*EXERCISE AIM*
Give the number of lines that contain the string "DeepMasterPrint", please, and nothing else.

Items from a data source
______

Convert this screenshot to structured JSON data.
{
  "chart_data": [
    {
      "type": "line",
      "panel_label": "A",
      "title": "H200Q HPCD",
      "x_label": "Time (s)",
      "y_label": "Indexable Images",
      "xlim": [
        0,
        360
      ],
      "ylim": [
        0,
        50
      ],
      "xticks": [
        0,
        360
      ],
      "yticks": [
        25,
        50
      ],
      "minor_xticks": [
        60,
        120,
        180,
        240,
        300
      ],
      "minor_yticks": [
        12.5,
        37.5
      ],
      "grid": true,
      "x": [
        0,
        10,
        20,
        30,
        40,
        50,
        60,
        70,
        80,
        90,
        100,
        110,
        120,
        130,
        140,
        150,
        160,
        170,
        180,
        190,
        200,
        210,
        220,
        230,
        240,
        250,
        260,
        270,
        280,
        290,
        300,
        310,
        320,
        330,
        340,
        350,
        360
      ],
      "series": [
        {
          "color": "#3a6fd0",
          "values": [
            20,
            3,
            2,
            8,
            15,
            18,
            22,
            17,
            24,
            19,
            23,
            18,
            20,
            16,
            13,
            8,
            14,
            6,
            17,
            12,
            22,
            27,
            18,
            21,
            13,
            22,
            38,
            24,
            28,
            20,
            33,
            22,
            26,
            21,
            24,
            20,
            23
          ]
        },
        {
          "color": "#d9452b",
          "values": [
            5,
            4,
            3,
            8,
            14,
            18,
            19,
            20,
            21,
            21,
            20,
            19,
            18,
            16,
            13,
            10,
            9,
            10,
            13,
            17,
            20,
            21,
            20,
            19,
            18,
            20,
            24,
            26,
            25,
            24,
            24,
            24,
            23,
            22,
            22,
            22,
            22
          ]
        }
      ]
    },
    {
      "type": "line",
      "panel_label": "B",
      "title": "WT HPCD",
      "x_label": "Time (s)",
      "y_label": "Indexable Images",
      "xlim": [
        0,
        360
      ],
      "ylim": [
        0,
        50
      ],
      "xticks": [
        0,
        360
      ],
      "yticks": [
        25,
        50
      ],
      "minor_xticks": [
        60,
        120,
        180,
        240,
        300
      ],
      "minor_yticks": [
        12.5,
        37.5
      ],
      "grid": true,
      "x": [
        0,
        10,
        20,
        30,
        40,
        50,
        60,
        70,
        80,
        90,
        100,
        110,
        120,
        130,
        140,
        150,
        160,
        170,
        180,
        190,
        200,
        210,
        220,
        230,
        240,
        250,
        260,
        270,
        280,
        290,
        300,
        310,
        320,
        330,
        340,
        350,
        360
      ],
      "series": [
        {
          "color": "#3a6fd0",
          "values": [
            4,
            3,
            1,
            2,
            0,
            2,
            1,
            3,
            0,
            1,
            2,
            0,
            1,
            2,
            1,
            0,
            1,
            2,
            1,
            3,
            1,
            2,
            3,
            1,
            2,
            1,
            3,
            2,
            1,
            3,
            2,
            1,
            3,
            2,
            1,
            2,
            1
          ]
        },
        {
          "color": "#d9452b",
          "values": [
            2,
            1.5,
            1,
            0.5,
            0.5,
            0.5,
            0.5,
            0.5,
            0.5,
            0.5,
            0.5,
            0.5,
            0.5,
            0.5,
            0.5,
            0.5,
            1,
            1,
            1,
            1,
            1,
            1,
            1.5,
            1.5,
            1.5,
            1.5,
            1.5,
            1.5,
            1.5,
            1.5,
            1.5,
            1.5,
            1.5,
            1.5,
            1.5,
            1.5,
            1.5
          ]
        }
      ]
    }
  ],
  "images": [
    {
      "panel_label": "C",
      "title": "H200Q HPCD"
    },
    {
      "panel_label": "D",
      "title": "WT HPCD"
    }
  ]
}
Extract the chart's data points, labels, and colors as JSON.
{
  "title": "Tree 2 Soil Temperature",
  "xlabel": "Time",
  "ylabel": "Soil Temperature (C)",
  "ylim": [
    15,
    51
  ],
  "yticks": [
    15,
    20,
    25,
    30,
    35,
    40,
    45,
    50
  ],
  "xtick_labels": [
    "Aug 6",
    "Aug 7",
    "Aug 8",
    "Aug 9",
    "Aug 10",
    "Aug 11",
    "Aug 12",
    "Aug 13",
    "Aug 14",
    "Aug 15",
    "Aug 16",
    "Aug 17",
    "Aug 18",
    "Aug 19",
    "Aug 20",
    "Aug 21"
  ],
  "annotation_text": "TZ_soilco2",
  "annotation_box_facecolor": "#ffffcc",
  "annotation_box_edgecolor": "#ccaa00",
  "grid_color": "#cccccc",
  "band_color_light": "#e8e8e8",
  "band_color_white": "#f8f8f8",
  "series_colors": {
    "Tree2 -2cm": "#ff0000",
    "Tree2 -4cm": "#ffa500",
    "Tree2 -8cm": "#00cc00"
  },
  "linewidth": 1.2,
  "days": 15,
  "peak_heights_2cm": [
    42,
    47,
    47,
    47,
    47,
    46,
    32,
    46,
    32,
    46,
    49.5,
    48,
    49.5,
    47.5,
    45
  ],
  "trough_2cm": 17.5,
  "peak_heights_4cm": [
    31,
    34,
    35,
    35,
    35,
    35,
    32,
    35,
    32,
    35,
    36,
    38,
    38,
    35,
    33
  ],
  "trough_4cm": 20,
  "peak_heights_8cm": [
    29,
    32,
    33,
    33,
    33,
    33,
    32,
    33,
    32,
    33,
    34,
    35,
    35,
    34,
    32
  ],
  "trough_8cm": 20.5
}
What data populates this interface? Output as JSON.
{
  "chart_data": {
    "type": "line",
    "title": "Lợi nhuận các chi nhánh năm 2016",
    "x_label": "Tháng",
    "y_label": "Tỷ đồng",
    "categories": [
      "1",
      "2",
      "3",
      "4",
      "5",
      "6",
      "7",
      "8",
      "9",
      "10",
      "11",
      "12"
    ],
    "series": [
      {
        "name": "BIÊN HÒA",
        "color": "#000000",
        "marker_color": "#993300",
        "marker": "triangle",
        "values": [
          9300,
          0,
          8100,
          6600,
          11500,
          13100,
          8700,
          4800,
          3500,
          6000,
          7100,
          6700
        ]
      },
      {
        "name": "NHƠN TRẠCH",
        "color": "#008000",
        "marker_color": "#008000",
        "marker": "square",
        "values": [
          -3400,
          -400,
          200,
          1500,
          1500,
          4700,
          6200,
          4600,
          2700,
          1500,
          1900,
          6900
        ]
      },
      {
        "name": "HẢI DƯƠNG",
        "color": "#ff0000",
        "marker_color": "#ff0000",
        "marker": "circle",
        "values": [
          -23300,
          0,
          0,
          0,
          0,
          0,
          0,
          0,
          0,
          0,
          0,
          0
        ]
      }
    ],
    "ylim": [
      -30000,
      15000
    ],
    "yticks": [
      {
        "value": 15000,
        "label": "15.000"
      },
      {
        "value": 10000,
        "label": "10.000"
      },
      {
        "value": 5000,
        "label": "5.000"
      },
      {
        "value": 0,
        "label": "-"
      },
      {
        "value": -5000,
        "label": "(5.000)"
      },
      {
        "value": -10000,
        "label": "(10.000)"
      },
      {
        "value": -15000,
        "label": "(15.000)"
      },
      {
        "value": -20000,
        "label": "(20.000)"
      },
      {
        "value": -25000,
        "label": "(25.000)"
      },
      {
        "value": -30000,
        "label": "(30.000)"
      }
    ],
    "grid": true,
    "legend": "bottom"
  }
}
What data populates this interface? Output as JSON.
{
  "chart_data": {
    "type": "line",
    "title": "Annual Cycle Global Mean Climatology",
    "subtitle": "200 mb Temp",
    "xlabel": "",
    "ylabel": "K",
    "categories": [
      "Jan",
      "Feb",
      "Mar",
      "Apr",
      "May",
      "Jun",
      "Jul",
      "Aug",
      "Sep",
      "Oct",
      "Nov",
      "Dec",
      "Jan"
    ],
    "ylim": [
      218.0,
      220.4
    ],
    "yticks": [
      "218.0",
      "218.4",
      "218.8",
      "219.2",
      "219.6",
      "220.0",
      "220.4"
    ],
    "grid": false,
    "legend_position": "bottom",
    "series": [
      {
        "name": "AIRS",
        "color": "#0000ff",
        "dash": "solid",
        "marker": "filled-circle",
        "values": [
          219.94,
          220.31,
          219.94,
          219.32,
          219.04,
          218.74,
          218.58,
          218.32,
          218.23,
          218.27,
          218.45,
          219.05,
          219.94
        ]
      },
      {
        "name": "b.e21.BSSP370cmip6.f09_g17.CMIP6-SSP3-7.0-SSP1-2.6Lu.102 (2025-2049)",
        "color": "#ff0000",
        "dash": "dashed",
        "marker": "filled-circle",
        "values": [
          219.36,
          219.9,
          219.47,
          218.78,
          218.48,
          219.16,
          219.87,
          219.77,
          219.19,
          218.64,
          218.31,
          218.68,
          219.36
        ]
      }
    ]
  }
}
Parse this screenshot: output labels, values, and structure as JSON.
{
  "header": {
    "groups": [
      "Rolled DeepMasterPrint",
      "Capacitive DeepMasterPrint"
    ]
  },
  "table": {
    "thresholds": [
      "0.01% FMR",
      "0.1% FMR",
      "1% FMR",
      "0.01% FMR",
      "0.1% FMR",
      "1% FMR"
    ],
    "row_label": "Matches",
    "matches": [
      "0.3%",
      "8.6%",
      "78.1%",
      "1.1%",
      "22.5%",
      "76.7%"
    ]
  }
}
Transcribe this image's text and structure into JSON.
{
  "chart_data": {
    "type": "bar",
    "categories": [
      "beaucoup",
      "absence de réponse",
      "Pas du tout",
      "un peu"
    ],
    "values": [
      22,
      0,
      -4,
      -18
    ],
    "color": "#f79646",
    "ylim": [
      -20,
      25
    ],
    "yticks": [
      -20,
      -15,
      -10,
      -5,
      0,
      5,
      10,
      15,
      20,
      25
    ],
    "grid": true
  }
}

______

*SOLVED EXERCISE*
2